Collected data
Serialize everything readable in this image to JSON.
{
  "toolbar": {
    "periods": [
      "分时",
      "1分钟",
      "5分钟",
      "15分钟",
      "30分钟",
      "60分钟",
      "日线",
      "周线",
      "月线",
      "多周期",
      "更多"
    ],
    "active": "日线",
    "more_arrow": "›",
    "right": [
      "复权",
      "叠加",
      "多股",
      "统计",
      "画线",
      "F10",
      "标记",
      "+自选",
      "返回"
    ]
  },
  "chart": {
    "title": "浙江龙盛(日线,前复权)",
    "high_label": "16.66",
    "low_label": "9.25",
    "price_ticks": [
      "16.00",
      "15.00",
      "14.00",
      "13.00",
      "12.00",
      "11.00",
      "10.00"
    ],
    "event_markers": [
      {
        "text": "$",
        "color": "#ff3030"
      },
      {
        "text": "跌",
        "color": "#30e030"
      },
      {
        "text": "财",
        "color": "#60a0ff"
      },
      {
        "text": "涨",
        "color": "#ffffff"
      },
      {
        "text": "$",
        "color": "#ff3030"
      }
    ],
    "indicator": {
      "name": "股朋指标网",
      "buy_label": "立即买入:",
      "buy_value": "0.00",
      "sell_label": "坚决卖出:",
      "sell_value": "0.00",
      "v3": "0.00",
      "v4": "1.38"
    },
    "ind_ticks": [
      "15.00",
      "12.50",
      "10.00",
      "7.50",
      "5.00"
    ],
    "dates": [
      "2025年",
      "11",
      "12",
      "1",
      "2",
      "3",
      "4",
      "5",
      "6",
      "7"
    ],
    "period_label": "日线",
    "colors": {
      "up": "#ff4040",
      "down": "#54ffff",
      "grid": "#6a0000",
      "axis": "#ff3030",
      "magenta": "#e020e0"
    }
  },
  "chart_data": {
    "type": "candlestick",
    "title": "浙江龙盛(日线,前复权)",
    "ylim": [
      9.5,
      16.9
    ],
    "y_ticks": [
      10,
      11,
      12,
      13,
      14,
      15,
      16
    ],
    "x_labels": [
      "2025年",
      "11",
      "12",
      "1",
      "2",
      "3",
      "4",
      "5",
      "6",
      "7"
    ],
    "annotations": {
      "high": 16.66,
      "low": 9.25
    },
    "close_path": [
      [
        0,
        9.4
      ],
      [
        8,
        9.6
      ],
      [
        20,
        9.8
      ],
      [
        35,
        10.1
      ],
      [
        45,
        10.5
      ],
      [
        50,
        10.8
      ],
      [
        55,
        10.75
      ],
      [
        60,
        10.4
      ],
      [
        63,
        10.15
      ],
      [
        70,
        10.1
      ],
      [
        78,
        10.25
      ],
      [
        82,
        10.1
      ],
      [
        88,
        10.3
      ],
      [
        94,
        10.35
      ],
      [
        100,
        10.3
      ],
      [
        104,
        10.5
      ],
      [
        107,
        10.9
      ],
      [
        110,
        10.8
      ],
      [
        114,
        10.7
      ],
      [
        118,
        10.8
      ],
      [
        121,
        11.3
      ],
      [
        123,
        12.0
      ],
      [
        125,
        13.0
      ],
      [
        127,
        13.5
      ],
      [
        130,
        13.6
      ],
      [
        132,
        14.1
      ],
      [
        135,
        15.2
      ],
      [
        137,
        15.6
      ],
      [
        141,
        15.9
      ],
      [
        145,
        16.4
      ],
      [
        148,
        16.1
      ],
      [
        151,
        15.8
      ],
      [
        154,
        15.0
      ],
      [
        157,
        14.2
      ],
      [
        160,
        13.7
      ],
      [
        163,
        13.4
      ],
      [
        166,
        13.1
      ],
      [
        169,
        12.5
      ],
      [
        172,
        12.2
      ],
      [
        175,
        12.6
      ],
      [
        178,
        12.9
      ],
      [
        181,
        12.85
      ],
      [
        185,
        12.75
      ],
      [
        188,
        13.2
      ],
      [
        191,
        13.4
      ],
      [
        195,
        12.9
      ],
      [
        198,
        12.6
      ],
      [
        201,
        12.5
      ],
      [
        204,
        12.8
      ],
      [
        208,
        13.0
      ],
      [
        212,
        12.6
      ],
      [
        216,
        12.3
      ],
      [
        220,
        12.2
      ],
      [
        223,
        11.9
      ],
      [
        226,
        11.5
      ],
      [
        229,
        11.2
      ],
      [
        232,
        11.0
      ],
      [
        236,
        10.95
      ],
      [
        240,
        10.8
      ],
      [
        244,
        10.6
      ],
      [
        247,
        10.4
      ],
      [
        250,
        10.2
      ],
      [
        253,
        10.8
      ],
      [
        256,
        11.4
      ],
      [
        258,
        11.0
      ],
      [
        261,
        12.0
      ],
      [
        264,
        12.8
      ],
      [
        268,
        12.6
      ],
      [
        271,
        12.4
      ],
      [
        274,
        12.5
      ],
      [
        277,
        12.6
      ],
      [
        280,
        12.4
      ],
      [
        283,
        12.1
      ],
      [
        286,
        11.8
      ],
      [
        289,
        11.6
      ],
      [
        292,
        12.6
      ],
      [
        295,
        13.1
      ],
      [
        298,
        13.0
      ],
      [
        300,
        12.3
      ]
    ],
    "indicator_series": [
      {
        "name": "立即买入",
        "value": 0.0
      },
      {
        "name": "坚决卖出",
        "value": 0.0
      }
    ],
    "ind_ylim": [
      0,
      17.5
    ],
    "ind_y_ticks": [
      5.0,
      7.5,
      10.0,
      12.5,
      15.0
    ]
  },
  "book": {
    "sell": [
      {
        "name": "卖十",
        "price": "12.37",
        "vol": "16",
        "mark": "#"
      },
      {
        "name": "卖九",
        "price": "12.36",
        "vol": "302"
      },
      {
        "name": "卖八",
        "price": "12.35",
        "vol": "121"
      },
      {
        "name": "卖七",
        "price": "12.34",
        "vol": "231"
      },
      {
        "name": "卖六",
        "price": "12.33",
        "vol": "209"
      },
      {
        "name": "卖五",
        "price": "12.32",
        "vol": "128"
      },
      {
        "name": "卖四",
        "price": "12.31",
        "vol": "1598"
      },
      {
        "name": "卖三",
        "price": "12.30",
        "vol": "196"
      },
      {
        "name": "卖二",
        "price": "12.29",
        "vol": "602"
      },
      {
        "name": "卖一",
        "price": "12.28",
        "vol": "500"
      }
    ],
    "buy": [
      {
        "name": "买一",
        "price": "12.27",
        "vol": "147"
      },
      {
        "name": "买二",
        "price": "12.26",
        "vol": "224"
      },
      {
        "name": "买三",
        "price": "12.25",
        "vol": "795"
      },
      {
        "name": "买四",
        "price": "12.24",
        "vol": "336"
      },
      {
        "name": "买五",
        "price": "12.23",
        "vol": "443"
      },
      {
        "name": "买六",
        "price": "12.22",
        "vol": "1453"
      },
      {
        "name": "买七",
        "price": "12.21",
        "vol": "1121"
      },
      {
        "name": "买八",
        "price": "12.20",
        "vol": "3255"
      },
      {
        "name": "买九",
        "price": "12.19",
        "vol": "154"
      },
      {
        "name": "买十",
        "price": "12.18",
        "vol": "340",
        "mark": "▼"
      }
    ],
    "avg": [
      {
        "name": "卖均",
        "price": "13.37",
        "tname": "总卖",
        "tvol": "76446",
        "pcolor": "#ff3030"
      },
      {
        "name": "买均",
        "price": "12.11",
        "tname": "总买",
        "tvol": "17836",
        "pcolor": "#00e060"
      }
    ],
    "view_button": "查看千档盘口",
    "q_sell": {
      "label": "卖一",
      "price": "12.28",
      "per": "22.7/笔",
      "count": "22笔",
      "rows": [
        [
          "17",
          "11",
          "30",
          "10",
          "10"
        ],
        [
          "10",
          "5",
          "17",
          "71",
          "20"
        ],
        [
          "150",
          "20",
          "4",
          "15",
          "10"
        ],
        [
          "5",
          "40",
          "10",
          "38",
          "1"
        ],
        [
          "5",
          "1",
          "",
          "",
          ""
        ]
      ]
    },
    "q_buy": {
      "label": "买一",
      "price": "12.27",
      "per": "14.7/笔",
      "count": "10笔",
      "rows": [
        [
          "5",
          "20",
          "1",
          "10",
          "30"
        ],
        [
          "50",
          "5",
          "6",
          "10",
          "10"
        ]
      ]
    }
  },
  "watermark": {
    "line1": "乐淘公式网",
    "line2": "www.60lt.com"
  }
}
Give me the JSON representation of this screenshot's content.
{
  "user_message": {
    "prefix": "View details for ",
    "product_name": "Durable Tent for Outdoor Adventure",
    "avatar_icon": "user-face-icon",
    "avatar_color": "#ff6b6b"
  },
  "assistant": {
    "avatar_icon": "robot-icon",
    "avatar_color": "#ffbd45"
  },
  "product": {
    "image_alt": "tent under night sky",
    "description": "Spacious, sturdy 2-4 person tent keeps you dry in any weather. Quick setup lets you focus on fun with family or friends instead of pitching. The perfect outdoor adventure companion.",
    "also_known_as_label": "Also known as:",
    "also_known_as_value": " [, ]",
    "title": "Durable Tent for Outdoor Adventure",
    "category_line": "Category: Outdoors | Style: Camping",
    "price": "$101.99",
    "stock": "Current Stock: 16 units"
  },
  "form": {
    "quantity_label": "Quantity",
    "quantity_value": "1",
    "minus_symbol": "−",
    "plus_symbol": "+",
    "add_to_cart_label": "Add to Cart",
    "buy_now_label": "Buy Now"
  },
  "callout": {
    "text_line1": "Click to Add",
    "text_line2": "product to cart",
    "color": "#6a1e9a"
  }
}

» Given problem: Locate "Give me the" in the data above. Then repeat, exactly, its line and each line after it through the last, adding nothing.

» Result:
Give me the JSON representation of this screenshot's content.
{
  "user_message": {
    "prefix": "View details for ",
    "product_name": "Durable Tent for Outdoor Adventure",
    "avatar_icon": "user-face-icon",
    "avatar_color": "#ff6b6b"
  },
  "assistant": {
    "avatar_icon": "robot-icon",
    "avatar_color": "#ffbd45"
  },
  "product": {
    "image_alt": "tent under night sky",
    "description": "Spacious, sturdy 2-4 person tent keeps you dry in any weather. Quick setup lets you focus on fun with family or friends instead of pitching. The perfect outdoor adventure companion.",
    "also_known_as_label": "Also known as:",
    "also_known_as_value": " [, ]",
    "title": "Durable Tent for Outdoor Adventure",
    "category_line": "Category: Outdoors | Style: Camping",
    "price": "$101.99",
    "stock": "Current Stock: 16 units"
  },
  "form": {
    "quantity_label": "Quantity",
    "quantity_value": "1",
    "minus_symbol": "−",
    "plus_symbol": "+",
    "add_to_cart_label": "Add to Cart",
    "buy_now_label": "Buy Now"
  },
  "callout": {
    "text_line1": "Click to Add",
    "text_line2": "product to cart",
    "color": "#6a1e9a"
  }
}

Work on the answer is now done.